● What is required
Report every line below that holds the word "name".

● Exercise input

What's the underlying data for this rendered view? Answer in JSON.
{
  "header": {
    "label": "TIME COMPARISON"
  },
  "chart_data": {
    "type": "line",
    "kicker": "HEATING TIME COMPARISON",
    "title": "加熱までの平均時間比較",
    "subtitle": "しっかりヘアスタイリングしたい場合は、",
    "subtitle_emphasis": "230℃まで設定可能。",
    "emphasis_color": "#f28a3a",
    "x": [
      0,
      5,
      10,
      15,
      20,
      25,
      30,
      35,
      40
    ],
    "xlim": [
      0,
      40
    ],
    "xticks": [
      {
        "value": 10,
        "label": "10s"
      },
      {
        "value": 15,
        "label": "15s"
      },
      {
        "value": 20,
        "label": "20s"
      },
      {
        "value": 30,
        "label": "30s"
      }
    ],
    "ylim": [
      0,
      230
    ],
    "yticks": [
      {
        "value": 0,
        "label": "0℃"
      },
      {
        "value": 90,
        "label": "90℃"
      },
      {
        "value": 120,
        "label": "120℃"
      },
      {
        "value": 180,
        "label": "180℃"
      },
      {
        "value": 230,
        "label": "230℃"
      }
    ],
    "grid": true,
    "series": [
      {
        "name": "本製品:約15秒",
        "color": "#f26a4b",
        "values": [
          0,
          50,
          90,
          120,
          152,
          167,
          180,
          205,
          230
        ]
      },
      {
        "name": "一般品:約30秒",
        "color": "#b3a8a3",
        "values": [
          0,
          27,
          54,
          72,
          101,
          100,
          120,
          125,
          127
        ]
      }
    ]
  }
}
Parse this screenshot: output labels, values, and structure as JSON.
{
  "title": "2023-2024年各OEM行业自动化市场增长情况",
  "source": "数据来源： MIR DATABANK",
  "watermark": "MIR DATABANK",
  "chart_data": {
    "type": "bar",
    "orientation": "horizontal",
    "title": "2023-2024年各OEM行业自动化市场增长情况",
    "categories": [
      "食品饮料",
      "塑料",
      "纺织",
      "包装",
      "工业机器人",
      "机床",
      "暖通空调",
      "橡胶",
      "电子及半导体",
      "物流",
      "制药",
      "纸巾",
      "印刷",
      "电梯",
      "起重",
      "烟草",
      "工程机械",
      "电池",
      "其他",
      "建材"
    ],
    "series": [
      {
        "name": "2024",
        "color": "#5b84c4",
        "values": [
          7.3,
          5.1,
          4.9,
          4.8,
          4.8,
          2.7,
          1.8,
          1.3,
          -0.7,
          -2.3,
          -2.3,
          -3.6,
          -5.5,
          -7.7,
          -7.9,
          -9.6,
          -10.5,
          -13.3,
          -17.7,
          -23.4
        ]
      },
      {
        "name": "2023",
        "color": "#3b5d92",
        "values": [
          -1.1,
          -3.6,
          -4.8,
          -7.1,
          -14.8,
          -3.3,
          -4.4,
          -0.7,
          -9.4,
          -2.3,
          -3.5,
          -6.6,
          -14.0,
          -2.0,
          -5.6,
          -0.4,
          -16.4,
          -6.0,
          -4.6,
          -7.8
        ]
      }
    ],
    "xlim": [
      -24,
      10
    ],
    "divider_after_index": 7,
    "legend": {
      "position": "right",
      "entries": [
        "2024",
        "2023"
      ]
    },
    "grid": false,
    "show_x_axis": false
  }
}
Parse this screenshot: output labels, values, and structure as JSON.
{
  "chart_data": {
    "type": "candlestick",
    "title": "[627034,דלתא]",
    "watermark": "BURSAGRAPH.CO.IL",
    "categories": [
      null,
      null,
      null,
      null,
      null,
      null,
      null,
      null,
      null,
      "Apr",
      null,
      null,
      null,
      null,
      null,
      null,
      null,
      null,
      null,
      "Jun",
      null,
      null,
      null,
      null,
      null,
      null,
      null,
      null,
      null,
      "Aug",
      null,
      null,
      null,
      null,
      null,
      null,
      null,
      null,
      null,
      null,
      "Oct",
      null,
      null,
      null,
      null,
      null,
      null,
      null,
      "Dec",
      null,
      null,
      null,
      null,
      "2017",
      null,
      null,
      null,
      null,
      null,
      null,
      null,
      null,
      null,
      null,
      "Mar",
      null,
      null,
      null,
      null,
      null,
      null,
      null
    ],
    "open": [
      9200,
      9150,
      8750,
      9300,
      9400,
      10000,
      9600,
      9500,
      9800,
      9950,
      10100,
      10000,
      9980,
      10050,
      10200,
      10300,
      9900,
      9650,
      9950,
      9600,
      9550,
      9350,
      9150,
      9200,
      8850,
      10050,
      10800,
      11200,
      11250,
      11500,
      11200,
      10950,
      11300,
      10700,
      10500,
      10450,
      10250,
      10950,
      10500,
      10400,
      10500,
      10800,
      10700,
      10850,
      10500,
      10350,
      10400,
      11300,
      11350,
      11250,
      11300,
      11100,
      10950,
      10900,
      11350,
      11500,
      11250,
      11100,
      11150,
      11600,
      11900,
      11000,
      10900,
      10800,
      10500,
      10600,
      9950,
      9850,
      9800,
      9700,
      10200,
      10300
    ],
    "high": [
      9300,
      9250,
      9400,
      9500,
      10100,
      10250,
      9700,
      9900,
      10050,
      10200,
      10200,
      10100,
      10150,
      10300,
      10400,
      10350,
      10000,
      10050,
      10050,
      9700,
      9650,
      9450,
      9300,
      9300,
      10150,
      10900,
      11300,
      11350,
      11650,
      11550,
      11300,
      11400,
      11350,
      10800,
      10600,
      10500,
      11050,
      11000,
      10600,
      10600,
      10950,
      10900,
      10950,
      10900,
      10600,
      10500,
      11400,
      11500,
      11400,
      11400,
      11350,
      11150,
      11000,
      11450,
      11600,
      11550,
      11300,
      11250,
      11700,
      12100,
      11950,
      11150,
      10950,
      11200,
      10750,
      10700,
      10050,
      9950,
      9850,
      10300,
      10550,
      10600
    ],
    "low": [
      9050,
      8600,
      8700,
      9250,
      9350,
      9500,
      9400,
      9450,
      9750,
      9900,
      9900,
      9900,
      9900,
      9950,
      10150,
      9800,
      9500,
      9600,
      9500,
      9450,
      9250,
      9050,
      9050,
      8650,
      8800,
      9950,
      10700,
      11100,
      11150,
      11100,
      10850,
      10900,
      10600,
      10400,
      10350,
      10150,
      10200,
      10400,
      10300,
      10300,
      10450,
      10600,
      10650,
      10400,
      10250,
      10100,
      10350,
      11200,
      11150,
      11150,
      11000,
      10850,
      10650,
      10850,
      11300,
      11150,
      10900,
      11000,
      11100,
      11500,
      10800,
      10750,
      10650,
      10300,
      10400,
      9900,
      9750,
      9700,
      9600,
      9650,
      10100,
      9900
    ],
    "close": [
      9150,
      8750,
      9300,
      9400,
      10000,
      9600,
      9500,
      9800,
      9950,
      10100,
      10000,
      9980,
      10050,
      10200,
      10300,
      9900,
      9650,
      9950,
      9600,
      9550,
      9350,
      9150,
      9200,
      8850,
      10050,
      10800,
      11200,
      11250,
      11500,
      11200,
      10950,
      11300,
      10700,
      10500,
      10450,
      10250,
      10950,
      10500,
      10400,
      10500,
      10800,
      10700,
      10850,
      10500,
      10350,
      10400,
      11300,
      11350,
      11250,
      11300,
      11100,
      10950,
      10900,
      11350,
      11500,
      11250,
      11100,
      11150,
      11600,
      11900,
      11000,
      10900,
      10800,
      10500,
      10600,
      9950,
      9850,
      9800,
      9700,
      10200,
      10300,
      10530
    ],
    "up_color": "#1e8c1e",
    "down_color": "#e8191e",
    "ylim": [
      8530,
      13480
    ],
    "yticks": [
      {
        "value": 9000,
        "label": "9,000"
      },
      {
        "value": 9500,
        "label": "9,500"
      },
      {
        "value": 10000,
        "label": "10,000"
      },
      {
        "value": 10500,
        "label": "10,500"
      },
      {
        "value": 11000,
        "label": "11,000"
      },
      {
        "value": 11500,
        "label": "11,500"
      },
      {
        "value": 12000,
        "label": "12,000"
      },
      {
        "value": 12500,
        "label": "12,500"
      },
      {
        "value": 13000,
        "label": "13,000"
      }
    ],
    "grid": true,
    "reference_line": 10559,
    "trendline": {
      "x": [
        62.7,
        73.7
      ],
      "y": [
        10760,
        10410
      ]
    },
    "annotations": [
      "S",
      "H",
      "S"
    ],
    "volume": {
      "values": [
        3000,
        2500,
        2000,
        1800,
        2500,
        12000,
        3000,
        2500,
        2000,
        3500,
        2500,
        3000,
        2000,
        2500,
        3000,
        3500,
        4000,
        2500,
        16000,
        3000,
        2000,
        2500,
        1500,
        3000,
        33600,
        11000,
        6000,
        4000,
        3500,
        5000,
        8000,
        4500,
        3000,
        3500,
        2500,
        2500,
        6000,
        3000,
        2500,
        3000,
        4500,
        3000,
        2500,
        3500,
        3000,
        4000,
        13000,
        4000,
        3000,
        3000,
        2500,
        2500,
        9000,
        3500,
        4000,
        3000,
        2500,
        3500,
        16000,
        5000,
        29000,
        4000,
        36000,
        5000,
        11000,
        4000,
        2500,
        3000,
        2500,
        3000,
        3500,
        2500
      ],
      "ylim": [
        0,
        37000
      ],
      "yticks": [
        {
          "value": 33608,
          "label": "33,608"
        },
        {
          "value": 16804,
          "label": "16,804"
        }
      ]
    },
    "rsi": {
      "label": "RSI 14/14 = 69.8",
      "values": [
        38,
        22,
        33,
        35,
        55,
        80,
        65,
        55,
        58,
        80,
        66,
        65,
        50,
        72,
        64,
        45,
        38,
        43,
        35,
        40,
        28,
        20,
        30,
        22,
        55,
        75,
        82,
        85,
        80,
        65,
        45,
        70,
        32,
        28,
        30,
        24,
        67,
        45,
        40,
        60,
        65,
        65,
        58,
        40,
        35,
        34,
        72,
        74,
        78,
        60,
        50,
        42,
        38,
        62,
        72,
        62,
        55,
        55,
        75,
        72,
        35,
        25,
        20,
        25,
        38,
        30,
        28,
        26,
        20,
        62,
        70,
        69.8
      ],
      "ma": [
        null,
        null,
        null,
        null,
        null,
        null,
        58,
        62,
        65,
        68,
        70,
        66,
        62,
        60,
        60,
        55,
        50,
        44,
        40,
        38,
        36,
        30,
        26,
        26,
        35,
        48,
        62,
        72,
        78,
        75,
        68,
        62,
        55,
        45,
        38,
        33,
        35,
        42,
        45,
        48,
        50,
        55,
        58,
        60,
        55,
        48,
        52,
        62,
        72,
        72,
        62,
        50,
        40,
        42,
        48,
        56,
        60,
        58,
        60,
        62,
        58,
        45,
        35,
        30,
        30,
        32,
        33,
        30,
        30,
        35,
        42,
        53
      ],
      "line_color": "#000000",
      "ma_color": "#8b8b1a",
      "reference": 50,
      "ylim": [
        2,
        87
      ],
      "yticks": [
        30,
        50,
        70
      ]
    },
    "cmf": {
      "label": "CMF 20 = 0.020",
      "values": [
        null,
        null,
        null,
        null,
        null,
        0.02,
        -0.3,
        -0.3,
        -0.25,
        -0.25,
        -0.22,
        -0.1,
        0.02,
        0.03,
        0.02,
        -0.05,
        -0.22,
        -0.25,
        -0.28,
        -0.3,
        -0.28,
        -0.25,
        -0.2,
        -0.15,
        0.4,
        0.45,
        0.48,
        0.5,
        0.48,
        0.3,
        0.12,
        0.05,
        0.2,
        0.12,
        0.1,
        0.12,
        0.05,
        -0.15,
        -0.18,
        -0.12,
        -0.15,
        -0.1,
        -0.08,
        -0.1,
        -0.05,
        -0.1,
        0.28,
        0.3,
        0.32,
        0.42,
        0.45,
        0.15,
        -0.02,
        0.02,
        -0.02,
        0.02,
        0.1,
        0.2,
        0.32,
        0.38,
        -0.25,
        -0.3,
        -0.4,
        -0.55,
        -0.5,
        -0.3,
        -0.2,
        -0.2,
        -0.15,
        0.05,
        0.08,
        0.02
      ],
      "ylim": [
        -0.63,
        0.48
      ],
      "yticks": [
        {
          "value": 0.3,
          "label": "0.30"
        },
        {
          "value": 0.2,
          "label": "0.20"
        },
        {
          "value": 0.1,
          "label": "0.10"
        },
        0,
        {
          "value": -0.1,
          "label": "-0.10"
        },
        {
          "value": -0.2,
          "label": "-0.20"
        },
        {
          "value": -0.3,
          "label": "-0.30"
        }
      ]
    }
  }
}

● Solution
        "name": "本製品:約15秒",
        "name": "一般品:約30秒",
        "name": "2024",
        "name": "2023",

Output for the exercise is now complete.